- [Instructions for the task]
For each line of the data below that holds "бюджета", copy the line.

─── Working data ───

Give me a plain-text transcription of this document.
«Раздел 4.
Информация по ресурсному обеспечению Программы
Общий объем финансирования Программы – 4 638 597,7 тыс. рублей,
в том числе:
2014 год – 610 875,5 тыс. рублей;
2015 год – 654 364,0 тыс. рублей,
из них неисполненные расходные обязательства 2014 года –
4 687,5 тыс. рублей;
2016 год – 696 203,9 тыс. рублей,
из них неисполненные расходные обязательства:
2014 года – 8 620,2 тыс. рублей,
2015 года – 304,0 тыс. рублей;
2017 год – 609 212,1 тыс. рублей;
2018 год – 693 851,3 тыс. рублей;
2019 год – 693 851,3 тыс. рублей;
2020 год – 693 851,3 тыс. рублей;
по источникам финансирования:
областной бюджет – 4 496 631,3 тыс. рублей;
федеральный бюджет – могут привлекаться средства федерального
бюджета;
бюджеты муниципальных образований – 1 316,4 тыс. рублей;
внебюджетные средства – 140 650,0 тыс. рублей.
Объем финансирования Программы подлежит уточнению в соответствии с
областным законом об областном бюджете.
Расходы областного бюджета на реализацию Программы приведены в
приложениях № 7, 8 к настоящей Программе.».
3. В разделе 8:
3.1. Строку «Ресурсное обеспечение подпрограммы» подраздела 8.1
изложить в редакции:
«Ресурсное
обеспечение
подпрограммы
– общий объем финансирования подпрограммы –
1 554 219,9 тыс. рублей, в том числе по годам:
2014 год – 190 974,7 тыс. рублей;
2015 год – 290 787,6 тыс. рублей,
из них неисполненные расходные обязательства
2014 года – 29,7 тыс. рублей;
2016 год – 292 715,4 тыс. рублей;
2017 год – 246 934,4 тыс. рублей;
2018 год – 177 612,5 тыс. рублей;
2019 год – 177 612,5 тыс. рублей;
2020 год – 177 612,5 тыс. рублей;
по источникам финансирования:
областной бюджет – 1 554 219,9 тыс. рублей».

───

- [Solved problem]
бюджета;
Расходы областного бюджета на реализацию Программы приведены в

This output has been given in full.